STATED GOAL - Lines containing the word "title" are to be located and copied.

RECORDS TO PROCESS -
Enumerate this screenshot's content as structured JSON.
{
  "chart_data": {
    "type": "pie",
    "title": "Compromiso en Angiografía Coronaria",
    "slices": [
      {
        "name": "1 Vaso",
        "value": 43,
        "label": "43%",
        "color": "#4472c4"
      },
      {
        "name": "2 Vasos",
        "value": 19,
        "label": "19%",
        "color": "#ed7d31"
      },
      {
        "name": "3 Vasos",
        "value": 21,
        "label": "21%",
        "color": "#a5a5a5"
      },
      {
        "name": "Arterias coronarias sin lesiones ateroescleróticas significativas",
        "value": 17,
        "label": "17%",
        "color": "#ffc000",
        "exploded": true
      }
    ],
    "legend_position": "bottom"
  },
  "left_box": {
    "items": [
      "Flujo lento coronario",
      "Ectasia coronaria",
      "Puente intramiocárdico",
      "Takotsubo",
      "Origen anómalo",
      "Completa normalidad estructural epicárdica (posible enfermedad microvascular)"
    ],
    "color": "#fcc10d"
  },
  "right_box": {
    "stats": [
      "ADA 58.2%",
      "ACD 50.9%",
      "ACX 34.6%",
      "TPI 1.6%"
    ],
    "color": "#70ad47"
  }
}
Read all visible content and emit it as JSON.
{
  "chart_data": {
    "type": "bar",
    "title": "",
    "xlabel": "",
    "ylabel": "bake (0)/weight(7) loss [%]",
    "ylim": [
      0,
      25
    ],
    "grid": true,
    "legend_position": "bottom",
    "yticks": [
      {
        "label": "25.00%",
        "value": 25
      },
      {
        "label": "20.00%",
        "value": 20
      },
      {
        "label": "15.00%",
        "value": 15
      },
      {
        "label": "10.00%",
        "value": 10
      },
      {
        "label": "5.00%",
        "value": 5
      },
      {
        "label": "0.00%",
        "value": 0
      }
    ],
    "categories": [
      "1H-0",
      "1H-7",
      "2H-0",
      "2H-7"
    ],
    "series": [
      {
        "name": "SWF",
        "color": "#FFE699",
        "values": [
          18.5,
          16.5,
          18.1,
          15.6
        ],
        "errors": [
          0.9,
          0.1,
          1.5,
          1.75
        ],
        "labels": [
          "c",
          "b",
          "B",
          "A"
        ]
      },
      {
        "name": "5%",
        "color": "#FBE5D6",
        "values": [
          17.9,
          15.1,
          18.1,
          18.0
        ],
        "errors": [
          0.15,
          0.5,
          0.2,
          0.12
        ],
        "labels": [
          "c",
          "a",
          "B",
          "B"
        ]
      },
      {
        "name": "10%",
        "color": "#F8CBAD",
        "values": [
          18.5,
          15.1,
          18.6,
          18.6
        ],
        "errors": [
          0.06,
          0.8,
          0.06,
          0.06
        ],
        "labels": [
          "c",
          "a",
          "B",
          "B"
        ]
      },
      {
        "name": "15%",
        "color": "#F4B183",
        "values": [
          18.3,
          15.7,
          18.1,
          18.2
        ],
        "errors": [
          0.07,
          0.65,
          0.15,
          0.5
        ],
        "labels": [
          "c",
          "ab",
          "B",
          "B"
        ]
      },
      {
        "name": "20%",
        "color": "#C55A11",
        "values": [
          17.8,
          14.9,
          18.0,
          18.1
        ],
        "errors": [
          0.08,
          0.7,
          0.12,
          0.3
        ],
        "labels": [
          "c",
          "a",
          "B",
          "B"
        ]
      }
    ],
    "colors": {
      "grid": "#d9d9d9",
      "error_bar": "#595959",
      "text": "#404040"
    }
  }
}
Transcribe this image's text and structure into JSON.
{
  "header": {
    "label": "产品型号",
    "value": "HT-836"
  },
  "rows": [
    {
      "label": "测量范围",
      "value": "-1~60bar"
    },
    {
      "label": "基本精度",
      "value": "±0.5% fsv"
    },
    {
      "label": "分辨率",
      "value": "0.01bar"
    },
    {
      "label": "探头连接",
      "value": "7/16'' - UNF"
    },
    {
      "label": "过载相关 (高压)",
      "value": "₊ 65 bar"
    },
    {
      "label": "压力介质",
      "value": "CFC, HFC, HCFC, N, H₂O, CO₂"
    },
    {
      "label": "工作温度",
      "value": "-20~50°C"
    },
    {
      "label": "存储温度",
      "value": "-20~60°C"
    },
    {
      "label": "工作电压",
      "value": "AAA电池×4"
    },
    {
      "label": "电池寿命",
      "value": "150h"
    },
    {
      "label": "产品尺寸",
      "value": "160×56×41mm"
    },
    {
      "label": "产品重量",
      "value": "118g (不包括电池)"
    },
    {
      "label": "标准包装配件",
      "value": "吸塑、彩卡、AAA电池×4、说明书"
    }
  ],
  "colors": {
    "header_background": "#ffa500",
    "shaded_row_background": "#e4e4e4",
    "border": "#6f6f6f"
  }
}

THE RESPONSE -
    "title": "Compromiso en Angiografía Coronaria",
    "title": "",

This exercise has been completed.